▸ **Data in this exercise**

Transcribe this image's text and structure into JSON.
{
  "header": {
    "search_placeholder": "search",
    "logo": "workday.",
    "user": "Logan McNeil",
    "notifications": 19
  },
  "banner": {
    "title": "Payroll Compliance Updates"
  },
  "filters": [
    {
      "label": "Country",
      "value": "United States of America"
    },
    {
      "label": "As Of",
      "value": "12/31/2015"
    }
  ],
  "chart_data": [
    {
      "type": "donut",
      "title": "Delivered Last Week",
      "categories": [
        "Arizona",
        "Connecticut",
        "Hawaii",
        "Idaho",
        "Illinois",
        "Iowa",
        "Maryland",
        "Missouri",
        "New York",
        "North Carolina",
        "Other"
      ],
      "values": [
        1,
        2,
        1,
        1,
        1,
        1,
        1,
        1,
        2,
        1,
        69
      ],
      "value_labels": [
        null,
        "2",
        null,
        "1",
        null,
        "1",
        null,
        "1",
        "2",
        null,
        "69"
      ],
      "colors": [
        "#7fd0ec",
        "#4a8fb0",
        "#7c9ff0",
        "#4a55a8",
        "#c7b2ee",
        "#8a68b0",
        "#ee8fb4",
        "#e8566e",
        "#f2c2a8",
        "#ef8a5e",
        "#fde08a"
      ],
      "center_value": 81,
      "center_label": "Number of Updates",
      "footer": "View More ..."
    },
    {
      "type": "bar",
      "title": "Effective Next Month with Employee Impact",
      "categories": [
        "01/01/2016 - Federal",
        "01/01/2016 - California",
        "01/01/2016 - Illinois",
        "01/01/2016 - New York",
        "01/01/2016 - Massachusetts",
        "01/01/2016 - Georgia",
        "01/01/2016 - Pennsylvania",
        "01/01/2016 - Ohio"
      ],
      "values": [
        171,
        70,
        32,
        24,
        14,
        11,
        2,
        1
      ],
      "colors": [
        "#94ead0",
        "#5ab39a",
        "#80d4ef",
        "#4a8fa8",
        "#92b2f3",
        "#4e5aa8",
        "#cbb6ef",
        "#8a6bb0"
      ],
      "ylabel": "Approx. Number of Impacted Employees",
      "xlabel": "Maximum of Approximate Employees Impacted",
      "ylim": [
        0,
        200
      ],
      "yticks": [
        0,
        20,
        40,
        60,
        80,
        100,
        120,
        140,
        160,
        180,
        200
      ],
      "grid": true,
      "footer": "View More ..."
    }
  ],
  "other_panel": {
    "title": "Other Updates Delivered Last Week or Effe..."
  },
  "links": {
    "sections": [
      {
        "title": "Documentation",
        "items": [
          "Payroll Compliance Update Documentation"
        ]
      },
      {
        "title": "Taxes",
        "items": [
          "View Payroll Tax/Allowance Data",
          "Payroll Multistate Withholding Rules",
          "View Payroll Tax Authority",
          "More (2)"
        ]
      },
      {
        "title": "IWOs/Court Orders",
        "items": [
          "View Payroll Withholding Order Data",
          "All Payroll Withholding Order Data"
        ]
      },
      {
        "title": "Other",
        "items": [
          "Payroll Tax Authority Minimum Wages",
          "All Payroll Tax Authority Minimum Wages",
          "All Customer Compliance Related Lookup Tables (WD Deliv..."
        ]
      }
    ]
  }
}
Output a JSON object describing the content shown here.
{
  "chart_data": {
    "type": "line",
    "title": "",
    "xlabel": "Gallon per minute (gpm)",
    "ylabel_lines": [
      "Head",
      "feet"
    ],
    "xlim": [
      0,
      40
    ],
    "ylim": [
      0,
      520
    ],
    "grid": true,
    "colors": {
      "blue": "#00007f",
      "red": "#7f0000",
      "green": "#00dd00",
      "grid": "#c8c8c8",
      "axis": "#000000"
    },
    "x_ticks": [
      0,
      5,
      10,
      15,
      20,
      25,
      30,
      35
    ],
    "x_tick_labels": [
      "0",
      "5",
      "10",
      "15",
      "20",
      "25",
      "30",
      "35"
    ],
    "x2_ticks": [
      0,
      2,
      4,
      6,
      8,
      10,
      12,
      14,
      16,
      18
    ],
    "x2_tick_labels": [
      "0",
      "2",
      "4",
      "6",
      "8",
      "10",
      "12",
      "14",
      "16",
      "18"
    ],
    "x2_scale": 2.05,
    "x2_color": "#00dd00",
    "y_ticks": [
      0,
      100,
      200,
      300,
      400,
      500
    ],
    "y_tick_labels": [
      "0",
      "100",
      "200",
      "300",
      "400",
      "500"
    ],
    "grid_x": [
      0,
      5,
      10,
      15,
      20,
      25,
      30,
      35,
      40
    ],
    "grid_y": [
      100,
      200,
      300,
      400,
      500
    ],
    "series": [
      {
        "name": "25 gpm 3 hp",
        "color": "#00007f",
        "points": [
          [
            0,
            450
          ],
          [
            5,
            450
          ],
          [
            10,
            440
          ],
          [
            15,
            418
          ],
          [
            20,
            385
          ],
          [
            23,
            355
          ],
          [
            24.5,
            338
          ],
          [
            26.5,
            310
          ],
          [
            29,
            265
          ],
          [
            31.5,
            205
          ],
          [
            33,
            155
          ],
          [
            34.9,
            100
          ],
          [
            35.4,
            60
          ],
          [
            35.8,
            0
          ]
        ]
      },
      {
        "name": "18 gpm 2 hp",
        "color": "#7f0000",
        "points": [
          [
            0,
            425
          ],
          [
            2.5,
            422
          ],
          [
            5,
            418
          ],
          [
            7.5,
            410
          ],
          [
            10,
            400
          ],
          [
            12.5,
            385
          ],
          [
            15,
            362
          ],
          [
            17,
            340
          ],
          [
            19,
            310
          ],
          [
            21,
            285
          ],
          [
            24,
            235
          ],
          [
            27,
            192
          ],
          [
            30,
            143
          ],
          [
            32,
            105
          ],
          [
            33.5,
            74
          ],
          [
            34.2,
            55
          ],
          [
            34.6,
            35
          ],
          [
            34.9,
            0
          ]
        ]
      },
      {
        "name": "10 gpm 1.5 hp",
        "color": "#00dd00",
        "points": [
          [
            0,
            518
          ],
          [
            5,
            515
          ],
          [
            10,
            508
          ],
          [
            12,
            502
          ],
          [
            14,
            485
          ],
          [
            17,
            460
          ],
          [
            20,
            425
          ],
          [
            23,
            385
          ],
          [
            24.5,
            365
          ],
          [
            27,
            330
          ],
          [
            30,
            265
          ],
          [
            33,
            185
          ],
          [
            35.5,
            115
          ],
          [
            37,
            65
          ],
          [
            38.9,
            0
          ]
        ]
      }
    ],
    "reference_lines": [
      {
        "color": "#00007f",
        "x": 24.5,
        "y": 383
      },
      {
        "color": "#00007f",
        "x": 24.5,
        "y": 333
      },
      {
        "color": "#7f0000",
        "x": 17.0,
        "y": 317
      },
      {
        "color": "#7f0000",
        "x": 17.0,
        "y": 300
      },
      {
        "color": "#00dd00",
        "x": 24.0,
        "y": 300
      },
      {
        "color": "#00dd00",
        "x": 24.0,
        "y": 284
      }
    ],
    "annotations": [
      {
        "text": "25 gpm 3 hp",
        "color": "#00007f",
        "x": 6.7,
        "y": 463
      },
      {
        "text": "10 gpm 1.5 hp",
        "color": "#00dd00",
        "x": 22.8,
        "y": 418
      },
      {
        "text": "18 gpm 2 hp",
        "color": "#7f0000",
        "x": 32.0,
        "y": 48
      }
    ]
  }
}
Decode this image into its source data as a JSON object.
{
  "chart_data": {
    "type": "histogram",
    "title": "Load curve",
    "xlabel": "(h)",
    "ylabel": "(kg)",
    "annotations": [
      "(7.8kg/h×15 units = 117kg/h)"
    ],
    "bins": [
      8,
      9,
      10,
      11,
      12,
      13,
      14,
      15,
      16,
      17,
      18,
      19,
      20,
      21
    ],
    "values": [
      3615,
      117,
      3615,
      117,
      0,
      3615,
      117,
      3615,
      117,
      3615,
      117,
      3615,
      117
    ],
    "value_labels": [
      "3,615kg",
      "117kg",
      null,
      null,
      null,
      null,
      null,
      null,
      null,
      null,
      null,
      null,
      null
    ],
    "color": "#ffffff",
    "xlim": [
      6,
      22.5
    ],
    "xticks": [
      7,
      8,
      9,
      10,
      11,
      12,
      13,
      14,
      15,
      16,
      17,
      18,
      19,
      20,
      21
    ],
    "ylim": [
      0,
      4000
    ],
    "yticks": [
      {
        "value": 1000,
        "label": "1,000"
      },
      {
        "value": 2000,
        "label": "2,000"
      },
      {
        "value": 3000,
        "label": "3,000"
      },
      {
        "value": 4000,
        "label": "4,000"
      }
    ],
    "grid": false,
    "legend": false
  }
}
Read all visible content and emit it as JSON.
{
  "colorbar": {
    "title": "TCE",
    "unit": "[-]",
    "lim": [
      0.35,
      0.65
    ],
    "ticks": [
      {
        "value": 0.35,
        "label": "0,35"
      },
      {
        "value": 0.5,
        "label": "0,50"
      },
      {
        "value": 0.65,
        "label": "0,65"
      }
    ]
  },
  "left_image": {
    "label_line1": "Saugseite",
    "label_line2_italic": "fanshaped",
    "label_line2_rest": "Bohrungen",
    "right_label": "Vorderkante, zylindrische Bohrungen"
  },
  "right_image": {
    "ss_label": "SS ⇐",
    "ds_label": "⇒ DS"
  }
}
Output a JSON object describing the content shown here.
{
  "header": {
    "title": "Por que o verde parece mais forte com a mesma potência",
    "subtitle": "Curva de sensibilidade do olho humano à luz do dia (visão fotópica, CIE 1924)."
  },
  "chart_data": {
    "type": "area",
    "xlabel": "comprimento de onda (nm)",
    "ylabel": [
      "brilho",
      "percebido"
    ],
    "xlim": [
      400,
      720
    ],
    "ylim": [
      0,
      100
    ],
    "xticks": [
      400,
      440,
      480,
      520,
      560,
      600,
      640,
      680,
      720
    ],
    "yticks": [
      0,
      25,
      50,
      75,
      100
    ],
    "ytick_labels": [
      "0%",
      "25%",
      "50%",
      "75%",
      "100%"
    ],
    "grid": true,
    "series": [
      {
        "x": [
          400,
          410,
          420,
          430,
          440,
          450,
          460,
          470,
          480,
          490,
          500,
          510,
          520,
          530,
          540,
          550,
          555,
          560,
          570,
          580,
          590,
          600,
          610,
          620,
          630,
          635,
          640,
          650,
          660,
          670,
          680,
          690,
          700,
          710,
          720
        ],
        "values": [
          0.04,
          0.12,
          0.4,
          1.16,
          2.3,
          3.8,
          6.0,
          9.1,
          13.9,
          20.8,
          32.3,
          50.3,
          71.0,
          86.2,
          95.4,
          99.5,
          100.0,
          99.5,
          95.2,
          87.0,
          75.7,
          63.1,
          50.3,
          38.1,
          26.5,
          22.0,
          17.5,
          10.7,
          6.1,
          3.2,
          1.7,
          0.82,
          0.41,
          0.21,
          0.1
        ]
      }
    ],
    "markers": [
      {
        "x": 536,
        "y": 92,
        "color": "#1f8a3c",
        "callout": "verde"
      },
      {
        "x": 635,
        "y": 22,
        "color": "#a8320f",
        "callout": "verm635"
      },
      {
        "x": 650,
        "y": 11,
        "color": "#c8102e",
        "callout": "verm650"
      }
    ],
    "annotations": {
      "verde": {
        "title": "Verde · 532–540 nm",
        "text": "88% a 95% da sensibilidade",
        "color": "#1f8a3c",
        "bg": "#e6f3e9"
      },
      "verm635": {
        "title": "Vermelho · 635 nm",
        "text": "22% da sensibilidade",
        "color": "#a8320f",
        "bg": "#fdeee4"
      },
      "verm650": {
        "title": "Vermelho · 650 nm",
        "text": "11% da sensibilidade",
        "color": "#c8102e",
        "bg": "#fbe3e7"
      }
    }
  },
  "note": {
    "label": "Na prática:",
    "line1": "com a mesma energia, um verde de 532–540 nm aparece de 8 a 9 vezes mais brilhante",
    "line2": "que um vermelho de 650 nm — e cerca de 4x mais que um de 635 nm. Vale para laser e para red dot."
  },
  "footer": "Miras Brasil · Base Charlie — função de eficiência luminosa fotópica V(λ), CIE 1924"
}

▸ **What is expected**
Check each line above for the string "Compliance" and show the ones that have it.

▸ **Solution to this task**
    "title": "Payroll Compliance Updates"
          "Payroll Compliance Update Documentation"
          "All Customer Compliance Related Lookup Tables (WD Deliv..."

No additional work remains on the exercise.